What to do: Read the listing and extract each line that includes the word "Confirmed".

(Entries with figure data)
--- BEGIN ---

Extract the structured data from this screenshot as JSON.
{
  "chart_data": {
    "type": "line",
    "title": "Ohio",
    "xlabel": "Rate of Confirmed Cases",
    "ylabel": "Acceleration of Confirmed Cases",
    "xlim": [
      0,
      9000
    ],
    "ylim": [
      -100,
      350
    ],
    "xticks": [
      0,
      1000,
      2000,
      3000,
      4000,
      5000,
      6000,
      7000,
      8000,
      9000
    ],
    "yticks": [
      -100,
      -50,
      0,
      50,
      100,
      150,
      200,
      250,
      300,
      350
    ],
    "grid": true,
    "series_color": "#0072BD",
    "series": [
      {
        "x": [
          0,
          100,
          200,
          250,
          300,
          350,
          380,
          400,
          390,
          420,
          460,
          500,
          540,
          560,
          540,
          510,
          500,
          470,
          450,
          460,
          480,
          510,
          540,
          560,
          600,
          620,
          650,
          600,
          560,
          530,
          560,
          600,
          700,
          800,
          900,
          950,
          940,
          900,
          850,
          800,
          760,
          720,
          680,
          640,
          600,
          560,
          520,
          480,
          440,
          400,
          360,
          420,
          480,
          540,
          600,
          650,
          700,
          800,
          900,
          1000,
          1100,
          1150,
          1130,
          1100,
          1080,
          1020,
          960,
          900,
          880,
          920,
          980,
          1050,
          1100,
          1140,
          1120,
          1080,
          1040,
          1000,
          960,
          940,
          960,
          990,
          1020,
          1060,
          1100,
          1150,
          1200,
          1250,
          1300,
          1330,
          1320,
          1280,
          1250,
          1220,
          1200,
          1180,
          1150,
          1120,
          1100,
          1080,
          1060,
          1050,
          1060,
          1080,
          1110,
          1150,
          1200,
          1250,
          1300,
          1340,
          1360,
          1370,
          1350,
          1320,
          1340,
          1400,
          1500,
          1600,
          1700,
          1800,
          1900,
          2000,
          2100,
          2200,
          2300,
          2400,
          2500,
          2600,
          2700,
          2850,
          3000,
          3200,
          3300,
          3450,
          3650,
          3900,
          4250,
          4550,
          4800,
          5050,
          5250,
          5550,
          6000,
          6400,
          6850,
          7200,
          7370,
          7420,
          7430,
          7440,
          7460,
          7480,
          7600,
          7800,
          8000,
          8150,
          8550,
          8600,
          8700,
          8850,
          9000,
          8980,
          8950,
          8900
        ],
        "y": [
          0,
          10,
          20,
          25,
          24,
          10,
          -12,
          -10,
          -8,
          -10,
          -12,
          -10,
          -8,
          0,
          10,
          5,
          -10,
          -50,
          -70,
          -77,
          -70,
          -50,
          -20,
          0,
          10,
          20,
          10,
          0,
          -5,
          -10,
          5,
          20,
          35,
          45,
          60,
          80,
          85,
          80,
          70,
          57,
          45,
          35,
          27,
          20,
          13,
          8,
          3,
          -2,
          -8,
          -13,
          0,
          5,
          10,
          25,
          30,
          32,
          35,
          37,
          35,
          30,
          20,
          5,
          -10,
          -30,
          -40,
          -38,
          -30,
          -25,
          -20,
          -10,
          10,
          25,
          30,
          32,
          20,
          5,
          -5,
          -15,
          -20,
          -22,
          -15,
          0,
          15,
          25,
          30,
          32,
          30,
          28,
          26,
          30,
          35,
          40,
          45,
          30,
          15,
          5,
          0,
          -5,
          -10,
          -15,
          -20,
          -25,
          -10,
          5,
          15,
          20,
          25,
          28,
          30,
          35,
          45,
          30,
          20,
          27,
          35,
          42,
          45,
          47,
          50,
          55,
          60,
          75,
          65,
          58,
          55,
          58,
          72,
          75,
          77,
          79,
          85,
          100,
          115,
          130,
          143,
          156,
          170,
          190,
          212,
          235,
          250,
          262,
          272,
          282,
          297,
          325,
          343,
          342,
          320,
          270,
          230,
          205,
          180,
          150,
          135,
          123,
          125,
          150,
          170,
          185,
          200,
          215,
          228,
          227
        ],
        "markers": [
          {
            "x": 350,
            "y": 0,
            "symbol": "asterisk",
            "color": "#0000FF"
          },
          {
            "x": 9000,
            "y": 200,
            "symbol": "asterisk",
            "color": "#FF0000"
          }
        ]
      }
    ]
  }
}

--- END ---

Output below:
    "xlabel": "Rate of Confirmed Cases",
    "ylabel": "Acceleration of Confirmed Cases",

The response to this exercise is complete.